_Activity_: Say how many lines of the listing below contain "region", giving the number and nothing else.

_Data to use_:
--------------------------------------------------

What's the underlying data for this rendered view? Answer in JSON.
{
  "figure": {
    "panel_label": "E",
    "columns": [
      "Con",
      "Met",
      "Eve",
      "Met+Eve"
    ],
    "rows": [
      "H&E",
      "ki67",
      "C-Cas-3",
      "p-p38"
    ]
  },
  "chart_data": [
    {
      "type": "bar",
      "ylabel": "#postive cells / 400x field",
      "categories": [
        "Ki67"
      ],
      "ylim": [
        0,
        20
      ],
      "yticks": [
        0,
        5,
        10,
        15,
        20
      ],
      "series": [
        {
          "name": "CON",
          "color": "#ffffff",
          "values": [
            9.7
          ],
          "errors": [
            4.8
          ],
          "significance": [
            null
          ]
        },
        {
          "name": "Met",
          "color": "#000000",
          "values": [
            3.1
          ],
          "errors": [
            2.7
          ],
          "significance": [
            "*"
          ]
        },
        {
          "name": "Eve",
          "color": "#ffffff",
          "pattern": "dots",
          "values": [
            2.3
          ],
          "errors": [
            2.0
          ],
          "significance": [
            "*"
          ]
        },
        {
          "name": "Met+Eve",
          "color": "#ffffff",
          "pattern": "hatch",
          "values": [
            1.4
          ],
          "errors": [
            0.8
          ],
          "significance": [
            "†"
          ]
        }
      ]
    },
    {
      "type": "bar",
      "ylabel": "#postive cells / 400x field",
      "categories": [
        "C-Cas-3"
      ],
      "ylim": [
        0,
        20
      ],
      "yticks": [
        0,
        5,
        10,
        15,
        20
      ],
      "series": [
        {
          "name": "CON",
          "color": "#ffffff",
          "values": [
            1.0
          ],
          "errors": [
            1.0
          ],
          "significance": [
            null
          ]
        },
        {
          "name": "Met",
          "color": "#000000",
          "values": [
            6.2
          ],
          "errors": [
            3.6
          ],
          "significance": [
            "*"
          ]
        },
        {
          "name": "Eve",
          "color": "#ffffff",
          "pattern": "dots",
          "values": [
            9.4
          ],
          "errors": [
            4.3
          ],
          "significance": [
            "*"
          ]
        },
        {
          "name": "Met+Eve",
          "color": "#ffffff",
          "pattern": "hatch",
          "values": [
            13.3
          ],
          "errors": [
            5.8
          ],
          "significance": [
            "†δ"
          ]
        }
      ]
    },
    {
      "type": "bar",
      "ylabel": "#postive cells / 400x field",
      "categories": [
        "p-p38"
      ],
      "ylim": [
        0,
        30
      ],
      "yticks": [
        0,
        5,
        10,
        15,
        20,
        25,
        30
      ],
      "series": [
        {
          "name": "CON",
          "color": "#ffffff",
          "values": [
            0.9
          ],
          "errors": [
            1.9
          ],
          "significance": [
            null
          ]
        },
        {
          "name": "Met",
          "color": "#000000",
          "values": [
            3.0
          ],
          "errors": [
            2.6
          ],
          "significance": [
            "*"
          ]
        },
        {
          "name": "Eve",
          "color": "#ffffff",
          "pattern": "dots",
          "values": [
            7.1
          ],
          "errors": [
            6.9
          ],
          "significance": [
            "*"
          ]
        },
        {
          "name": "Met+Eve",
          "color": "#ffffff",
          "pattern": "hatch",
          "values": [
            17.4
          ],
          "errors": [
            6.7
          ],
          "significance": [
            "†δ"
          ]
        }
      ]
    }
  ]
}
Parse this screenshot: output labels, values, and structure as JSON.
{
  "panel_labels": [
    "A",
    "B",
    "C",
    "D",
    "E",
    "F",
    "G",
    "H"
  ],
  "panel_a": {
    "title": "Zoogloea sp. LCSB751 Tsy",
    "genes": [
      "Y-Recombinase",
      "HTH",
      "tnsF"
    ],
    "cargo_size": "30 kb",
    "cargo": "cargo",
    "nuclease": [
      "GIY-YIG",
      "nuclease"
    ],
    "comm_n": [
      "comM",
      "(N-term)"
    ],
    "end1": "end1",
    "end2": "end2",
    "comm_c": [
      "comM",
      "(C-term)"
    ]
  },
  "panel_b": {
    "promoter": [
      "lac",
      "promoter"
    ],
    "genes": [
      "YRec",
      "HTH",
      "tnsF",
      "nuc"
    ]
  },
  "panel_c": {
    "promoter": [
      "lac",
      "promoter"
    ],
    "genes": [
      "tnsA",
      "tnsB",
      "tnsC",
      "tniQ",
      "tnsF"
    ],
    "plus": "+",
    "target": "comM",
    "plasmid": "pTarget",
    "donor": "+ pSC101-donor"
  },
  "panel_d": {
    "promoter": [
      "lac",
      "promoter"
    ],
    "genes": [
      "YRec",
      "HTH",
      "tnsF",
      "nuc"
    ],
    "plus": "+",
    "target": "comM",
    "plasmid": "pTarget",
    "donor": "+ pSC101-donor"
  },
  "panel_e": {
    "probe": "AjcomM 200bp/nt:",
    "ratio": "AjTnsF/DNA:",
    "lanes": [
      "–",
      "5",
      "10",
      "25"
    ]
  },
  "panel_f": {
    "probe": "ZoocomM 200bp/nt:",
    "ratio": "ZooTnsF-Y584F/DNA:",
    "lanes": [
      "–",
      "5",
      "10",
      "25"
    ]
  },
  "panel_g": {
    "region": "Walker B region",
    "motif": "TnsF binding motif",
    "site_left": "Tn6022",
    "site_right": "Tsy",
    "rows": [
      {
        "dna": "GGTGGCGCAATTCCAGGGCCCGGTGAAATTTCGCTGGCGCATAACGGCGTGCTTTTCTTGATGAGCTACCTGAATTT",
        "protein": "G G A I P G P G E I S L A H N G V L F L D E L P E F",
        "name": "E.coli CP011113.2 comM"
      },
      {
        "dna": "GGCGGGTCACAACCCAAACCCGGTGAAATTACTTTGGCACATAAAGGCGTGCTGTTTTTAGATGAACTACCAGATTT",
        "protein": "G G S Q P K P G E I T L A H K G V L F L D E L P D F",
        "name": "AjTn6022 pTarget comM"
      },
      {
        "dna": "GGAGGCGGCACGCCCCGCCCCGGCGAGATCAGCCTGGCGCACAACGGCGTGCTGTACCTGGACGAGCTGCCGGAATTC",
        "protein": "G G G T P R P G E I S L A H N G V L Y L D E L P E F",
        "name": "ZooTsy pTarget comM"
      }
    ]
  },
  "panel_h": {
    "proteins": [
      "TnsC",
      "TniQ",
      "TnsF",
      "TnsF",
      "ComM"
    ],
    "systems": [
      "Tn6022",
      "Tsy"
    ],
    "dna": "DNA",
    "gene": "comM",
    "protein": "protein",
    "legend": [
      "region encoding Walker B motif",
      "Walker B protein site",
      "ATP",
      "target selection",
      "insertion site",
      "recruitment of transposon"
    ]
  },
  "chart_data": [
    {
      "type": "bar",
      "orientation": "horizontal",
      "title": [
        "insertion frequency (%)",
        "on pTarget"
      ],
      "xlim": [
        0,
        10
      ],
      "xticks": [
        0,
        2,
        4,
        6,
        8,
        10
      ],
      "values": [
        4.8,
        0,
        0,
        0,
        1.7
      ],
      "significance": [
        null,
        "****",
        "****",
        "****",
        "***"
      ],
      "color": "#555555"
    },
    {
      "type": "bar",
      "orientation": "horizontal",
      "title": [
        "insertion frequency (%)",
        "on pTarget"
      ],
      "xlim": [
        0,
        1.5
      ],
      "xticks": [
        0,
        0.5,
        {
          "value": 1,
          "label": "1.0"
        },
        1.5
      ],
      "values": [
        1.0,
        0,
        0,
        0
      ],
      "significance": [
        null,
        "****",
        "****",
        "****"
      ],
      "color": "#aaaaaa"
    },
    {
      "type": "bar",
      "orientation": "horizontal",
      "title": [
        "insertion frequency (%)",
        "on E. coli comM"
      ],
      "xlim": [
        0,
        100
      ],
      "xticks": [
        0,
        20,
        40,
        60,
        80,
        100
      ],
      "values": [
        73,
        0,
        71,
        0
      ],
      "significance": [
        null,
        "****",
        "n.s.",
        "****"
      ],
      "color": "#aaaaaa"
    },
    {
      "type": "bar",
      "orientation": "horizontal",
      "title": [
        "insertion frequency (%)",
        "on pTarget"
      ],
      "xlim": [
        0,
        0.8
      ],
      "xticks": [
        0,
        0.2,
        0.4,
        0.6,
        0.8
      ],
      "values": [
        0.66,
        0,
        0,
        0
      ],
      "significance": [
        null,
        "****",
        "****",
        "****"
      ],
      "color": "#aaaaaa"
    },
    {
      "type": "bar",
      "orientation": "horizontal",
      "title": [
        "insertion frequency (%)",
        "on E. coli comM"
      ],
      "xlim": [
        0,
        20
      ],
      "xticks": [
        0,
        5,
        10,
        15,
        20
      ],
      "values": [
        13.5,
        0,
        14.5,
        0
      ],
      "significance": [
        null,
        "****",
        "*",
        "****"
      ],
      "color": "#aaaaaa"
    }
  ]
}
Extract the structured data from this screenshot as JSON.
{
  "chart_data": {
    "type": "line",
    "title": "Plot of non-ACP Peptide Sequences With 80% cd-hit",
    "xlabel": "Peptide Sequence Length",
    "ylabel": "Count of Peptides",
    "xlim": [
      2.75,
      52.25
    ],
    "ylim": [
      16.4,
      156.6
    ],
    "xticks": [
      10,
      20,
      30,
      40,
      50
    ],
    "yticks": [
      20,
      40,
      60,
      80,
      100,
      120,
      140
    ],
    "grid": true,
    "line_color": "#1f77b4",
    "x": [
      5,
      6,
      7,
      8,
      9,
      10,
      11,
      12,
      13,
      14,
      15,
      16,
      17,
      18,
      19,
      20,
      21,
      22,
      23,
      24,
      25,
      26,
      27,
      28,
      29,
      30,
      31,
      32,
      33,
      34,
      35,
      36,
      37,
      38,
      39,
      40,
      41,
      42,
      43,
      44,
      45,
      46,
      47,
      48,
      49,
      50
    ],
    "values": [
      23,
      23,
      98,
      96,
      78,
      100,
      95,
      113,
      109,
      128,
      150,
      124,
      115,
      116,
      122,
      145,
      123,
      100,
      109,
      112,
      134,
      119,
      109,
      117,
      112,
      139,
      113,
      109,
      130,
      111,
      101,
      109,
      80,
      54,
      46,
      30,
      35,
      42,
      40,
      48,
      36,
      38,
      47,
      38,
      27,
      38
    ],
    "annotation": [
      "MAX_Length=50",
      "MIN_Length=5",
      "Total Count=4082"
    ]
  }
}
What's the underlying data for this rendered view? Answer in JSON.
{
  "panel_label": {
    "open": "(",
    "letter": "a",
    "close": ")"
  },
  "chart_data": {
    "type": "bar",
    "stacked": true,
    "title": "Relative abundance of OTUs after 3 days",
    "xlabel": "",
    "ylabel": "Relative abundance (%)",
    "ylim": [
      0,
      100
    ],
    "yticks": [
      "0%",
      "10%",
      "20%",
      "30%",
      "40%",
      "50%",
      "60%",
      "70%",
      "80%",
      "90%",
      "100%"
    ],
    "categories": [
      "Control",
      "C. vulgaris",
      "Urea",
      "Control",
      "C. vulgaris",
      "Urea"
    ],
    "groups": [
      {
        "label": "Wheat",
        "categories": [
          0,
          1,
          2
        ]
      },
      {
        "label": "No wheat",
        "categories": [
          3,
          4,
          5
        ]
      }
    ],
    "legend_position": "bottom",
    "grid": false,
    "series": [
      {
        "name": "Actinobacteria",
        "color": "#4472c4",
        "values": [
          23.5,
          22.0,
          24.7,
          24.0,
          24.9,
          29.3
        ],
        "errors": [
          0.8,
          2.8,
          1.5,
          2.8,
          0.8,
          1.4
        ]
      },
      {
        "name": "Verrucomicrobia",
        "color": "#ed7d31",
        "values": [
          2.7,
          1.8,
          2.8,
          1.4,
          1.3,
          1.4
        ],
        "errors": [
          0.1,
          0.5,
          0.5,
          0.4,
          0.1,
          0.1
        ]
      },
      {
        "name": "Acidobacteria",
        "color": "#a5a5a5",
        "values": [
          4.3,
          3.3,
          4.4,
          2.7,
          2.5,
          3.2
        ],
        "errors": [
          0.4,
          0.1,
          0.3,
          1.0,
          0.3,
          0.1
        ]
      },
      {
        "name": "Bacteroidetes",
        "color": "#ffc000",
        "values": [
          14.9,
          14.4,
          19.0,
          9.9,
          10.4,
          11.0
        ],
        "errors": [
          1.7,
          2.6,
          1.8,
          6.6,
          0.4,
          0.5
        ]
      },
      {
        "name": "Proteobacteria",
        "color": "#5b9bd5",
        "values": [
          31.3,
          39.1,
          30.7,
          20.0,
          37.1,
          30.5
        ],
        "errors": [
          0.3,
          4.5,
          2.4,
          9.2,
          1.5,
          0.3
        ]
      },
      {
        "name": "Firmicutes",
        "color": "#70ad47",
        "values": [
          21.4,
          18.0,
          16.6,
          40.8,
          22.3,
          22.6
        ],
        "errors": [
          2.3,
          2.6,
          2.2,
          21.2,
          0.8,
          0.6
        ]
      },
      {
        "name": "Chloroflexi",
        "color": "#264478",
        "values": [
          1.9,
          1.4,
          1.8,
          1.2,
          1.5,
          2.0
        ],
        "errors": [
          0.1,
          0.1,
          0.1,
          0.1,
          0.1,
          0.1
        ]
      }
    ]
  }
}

--------------------------------------------------

_Response area_: 2